(Entries from a visual dataset)
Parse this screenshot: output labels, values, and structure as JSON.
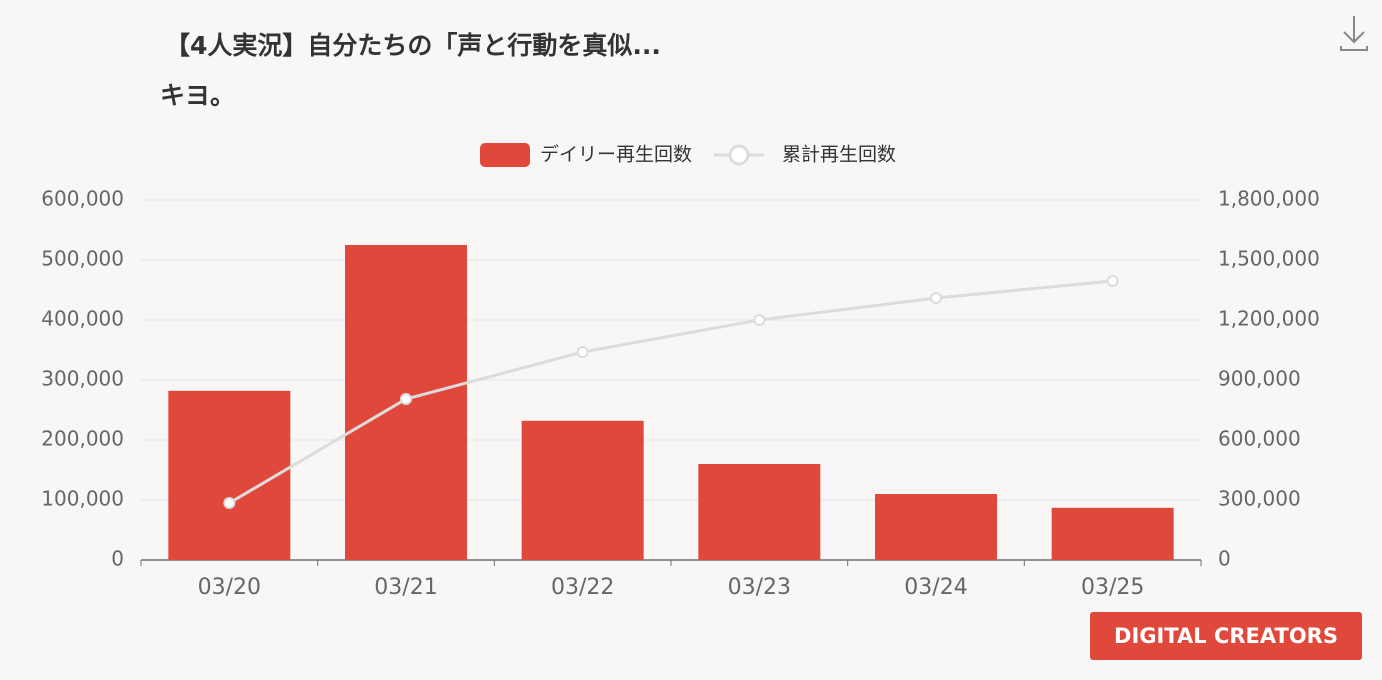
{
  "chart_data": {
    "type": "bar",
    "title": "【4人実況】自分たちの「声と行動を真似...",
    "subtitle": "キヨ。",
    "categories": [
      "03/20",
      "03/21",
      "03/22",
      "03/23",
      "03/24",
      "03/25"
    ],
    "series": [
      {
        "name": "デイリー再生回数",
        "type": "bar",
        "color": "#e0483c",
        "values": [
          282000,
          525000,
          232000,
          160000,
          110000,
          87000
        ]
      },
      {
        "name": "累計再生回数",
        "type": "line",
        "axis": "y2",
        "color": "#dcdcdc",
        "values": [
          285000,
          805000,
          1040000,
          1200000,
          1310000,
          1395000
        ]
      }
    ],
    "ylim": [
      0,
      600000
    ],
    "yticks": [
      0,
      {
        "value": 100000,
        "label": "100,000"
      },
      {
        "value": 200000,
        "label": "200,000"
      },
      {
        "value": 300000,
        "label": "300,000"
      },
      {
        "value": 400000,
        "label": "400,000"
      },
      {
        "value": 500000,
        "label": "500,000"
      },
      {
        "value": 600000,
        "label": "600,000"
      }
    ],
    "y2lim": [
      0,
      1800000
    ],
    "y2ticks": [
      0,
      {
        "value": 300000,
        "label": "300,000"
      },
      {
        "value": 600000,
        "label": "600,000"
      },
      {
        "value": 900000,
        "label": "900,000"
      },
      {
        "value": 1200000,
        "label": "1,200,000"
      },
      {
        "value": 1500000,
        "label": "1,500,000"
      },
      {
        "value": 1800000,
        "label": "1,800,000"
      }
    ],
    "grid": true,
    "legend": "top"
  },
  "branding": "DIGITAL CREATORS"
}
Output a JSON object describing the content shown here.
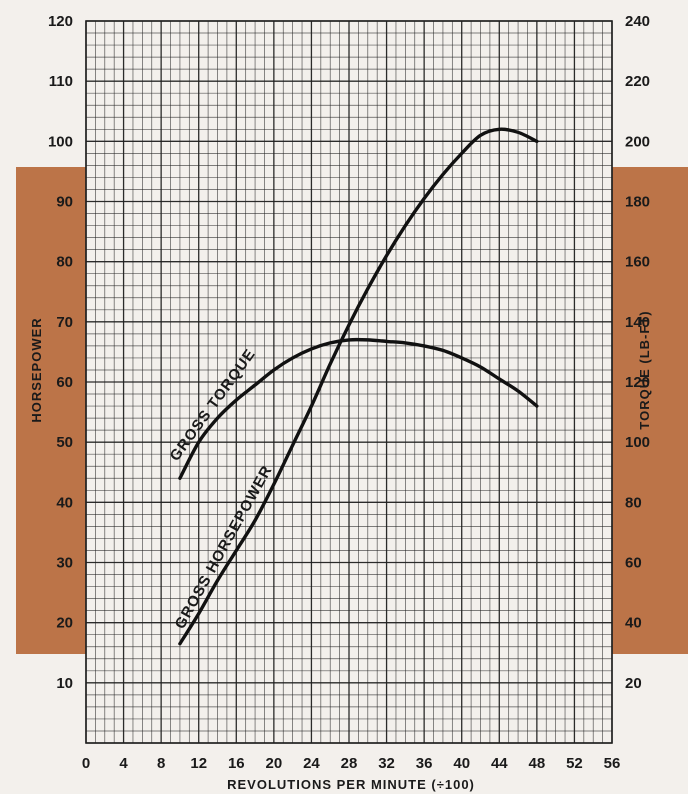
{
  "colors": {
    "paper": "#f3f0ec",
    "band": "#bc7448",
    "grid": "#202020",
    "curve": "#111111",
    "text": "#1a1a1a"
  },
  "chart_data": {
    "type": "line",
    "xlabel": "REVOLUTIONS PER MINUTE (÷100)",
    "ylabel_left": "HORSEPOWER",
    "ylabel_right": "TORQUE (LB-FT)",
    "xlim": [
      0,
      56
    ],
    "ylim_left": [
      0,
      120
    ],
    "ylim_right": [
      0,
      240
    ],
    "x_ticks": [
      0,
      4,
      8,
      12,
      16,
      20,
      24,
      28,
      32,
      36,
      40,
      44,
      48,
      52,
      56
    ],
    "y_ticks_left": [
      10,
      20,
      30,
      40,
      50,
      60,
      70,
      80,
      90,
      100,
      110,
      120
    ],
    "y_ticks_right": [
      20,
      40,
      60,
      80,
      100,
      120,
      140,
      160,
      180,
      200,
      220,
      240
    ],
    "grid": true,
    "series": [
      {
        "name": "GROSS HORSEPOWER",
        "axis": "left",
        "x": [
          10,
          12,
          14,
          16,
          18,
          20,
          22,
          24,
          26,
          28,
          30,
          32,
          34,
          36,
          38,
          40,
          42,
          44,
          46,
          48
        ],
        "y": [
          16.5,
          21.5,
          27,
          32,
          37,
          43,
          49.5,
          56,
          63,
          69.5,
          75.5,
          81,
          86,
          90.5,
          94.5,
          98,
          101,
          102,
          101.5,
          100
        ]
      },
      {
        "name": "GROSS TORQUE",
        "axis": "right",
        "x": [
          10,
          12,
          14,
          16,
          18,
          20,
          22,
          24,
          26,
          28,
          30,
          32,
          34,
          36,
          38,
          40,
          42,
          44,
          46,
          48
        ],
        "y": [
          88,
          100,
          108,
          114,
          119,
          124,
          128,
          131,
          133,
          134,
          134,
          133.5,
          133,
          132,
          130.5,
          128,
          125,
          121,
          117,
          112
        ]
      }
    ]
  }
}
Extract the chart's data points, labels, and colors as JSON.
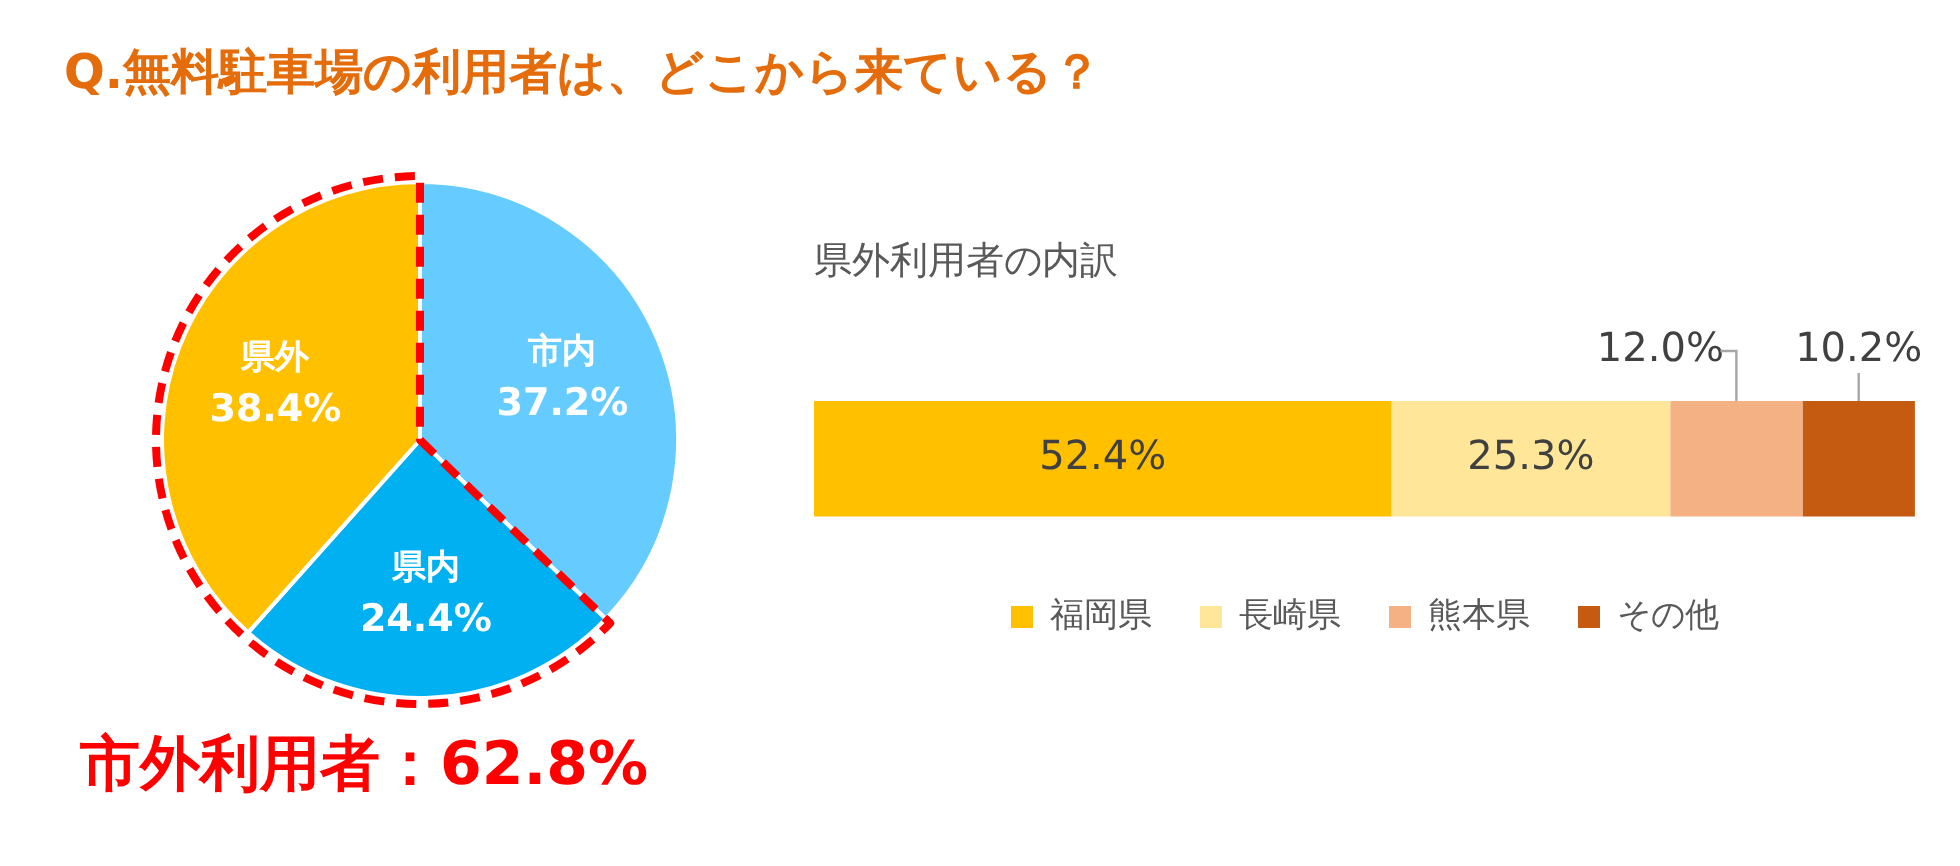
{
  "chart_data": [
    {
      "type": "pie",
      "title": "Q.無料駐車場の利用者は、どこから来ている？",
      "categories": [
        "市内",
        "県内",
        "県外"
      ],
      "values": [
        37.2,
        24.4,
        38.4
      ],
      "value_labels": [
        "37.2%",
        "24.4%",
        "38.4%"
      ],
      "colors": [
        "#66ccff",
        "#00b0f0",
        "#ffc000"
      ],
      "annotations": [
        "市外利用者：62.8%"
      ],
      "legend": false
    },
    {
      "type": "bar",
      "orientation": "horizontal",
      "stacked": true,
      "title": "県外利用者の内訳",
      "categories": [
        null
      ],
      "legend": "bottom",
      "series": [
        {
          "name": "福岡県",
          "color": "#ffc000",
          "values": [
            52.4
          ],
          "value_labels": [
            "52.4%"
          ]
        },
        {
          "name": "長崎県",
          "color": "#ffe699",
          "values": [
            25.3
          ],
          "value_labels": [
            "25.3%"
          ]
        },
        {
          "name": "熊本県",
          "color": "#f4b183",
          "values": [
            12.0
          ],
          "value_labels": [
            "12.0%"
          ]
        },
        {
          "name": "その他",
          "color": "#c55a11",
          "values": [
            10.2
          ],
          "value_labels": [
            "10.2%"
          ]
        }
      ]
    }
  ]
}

### [What is being asked]
Take every line above carrying "type" and return it.

### [Correct result]
    "type": "bar",
        "type": "bar",
        "type": "line",
    "type": "line",
      "type": "pie",
      "type": "bar",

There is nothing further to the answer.